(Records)
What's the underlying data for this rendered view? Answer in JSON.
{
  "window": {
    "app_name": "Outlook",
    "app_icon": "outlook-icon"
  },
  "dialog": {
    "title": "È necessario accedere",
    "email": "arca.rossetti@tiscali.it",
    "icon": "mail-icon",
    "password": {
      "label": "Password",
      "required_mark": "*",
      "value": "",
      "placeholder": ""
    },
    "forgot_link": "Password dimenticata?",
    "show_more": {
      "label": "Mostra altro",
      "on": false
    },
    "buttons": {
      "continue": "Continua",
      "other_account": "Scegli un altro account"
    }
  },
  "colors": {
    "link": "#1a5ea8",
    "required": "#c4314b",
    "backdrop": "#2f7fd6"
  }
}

The task
Consider the entries above and return each line with the string "altro".

Solution to this problem
      "label": "Mostra altro",
      "other_account": "Scegli un altro account"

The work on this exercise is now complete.